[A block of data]

☆ ☆ ☆ ☆ ☆ ☆ ☆

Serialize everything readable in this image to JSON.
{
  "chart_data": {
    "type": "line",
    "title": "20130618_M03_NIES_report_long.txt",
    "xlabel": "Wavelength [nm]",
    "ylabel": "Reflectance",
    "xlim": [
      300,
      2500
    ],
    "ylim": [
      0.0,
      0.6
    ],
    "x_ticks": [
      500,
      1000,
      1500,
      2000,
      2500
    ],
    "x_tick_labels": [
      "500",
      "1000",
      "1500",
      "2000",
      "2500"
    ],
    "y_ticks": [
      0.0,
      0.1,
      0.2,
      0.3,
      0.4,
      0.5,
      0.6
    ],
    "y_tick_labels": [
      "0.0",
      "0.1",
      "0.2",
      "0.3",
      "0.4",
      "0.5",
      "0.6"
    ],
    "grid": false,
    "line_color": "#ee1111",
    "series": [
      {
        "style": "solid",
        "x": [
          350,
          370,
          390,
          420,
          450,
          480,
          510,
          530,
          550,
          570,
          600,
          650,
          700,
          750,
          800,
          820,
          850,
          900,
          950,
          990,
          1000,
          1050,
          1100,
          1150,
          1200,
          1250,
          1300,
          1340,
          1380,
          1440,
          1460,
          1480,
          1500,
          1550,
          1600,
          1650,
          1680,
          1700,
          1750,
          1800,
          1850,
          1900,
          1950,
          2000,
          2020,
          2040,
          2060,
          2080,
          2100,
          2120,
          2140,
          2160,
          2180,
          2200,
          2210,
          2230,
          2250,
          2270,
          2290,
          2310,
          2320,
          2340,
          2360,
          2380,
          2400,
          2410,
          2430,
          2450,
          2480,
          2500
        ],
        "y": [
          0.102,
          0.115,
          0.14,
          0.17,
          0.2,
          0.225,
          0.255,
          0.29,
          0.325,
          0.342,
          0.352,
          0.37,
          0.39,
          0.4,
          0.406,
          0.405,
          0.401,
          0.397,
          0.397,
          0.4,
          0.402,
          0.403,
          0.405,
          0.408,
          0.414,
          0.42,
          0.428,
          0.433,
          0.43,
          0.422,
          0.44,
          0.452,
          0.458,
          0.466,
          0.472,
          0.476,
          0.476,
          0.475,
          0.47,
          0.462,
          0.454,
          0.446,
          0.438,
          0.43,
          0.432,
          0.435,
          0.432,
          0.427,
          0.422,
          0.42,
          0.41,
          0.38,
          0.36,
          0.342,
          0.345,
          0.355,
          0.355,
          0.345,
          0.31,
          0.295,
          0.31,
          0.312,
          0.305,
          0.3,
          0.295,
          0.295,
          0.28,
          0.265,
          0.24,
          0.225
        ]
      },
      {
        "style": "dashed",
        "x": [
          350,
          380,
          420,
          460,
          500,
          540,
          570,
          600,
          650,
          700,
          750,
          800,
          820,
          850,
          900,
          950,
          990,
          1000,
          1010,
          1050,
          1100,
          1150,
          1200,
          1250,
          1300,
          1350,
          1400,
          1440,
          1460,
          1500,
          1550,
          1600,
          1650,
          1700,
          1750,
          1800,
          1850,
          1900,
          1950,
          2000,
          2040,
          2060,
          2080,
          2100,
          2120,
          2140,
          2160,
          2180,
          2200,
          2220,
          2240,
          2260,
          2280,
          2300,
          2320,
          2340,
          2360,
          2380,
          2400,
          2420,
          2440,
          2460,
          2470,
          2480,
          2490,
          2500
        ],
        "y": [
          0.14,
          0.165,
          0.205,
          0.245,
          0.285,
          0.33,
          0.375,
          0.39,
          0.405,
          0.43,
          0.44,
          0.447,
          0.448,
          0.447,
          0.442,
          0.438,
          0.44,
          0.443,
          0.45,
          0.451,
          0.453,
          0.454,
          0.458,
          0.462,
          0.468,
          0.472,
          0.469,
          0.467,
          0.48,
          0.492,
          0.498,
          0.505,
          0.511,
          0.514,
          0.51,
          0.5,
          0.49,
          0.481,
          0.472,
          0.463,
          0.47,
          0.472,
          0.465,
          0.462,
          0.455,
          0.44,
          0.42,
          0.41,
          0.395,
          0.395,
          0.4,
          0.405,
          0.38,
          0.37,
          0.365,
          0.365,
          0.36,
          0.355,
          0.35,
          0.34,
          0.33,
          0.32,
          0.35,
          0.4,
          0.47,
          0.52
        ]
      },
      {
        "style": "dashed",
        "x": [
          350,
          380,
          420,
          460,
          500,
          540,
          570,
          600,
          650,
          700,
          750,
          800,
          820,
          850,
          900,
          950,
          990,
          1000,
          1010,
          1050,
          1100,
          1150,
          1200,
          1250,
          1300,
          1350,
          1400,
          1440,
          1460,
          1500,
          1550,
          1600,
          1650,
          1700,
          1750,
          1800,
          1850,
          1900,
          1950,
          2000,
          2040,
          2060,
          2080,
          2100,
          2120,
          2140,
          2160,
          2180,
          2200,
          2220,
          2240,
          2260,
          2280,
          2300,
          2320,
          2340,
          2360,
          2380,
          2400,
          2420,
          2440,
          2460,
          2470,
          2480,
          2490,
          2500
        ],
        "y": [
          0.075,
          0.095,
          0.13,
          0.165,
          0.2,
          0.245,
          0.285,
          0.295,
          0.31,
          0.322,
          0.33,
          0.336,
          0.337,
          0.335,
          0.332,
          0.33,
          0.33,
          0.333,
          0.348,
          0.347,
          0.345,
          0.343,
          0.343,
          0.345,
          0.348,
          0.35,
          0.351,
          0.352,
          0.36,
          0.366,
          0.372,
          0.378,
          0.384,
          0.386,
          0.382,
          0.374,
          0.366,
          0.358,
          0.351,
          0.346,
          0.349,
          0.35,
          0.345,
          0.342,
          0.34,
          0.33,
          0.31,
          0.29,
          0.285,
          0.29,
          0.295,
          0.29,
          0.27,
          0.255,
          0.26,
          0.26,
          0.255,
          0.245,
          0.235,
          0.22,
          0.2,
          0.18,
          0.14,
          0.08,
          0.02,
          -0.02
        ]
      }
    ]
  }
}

☆ ☆ ☆ ☆ ☆ ☆ ☆

* [Problem]: Exactly reproduce all of the entries above.

* [Final result]:
Serialize everything readable in this image to JSON.
{
  "chart_data": {
    "type": "line",
    "title": "20130618_M03_NIES_report_long.txt",
    "xlabel": "Wavelength [nm]",
    "ylabel": "Reflectance",
    "xlim": [
      300,
      2500
    ],
    "ylim": [
      0.0,
      0.6
    ],
    "x_ticks": [
      500,
      1000,
      1500,
      2000,
      2500
    ],
    "x_tick_labels": [
      "500",
      "1000",
      "1500",
      "2000",
      "2500"
    ],
    "y_ticks": [
      0.0,
      0.1,
      0.2,
      0.3,
      0.4,
      0.5,
      0.6
    ],
    "y_tick_labels": [
      "0.0",
      "0.1",
      "0.2",
      "0.3",
      "0.4",
      "0.5",
      "0.6"
    ],
    "grid": false,
    "line_color": "#ee1111",
    "series": [
      {
        "style": "solid",
        "x": [
          350,
          370,
          390,
          420,
          450,
          480,
          510,
          530,
          550,
          570,
          600,
          650,
          700,
          750,
          800,
          820,
          850,
          900,
          950,
          990,
          1000,
          1050,
          1100,
          1150,
          1200,
          1250,
          1300,
          1340,
          1380,
          1440,
          1460,
          1480,
          1500,
          1550,
          1600,
          1650,
          1680,
          1700,
          1750,
          1800,
          1850,
          1900,
          1950,
          2000,
          2020,
          2040,
          2060,
          2080,
          2100,
          2120,
          2140,
          2160,
          2180,
          2200,
          2210,
          2230,
          2250,
          2270,
          2290,
          2310,
          2320,
          2340,
          2360,
          2380,
          2400,
          2410,
          2430,
          2450,
          2480,
          2500
        ],
        "y": [
          0.102,
          0.115,
          0.14,
          0.17,
          0.2,
          0.225,
          0.255,
          0.29,
          0.325,
          0.342,
          0.352,
          0.37,
          0.39,
          0.4,
          0.406,
          0.405,
          0.401,
          0.397,
          0.397,
          0.4,
          0.402,
          0.403,
          0.405,
          0.408,
          0.414,
          0.42,
          0.428,
          0.433,
          0.43,
          0.422,
          0.44,
          0.452,
          0.458,
          0.466,
          0.472,
          0.476,
          0.476,
          0.475,
          0.47,
          0.462,
          0.454,
          0.446,
          0.438,
          0.43,
          0.432,
          0.435,
          0.432,
          0.427,
          0.422,
          0.42,
          0.41,
          0.38,
          0.36,
          0.342,
          0.345,
          0.355,
          0.355,
          0.345,
          0.31,
          0.295,
          0.31,
          0.312,
          0.305,
          0.3,
          0.295,
          0.295,
          0.28,
          0.265,
          0.24,
          0.225
        ]
      },
      {
        "style": "dashed",
        "x": [
          350,
          380,
          420,
          460,
          500,
          540,
          570,
          600,
          650,
          700,
          750,
          800,
          820,
          850,
          900,
          950,
          990,
          1000,
          1010,
          1050,
          1100,
          1150,
          1200,
          1250,
          1300,
          1350,
          1400,
          1440,
          1460,
          1500,
          1550,
          1600,
          1650,
          1700,
          1750,
          1800,
          1850,
          1900,
          1950,
          2000,
          2040,
          2060,
          2080,
          2100,
          2120,
          2140,
          2160,
          2180,
          2200,
          2220,
          2240,
          2260,
          2280,
          2300,
          2320,
          2340,
          2360,
          2380,
          2400,
          2420,
          2440,
          2460,
          2470,
          2480,
          2490,
          2500
        ],
        "y": [
          0.14,
          0.165,
          0.205,
          0.245,
          0.285,
          0.33,
          0.375,
          0.39,
          0.405,
          0.43,
          0.44,
          0.447,
          0.448,
          0.447,
          0.442,
          0.438,
          0.44,
          0.443,
          0.45,
          0.451,
          0.453,
          0.454,
          0.458,
          0.462,
          0.468,
          0.472,
          0.469,
          0.467,
          0.48,
          0.492,
          0.498,
          0.505,
          0.511,
          0.514,
          0.51,
          0.5,
          0.49,
          0.481,
          0.472,
          0.463,
          0.47,
          0.472,
          0.465,
          0.462,
          0.455,
          0.44,
          0.42,
          0.41,
          0.395,
          0.395,
          0.4,
          0.405,
          0.38,
          0.37,
          0.365,
          0.365,
          0.36,
          0.355,
          0.35,
          0.34,
          0.33,
          0.32,
          0.35,
          0.4,
          0.47,
          0.52
        ]
      },
      {
        "style": "dashed",
        "x": [
          350,
          380,
          420,
          460,
          500,
          540,
          570,
          600,
          650,
          700,
          750,
          800,
          820,
          850,
          900,
          950,
          990,
          1000,
          1010,
          1050,
          1100,
          1150,
          1200,
          1250,
          1300,
          1350,
          1400,
          1440,
          1460,
          1500,
          1550,
          1600,
          1650,
          1700,
          1750,
          1800,
          1850,
          1900,
          1950,
          2000,
          2040,
          2060,
          2080,
          2100,
          2120,
          2140,
          2160,
          2180,
          2200,
          2220,
          2240,
          2260,
          2280,
          2300,
          2320,
          2340,
          2360,
          2380,
          2400,
          2420,
          2440,
          2460,
          2470,
          2480,
          2490,
          2500
        ],
        "y": [
          0.075,
          0.095,
          0.13,
          0.165,
          0.2,
          0.245,
          0.285,
          0.295,
          0.31,
          0.322,
          0.33,
          0.336,
          0.337,
          0.335,
          0.332,
          0.33,
          0.33,
          0.333,
          0.348,
          0.347,
          0.345,
          0.343,
          0.343,
          0.345,
          0.348,
          0.35,
          0.351,
          0.352,
          0.36,
          0.366,
          0.372,
          0.378,
          0.384,
          0.386,
          0.382,
          0.374,
          0.366,
          0.358,
          0.351,
          0.346,
          0.349,
          0.35,
          0.345,
          0.342,
          0.34,
          0.33,
          0.31,
          0.29,
          0.285,
          0.29,
          0.295,
          0.29,
          0.27,
          0.255,
          0.26,
          0.26,
          0.255,
          0.245,
          0.235,
          0.22,
          0.2,
          0.18,
          0.14,
          0.08,
          0.02,
          -0.02
        ]
      }
    ]
  }
}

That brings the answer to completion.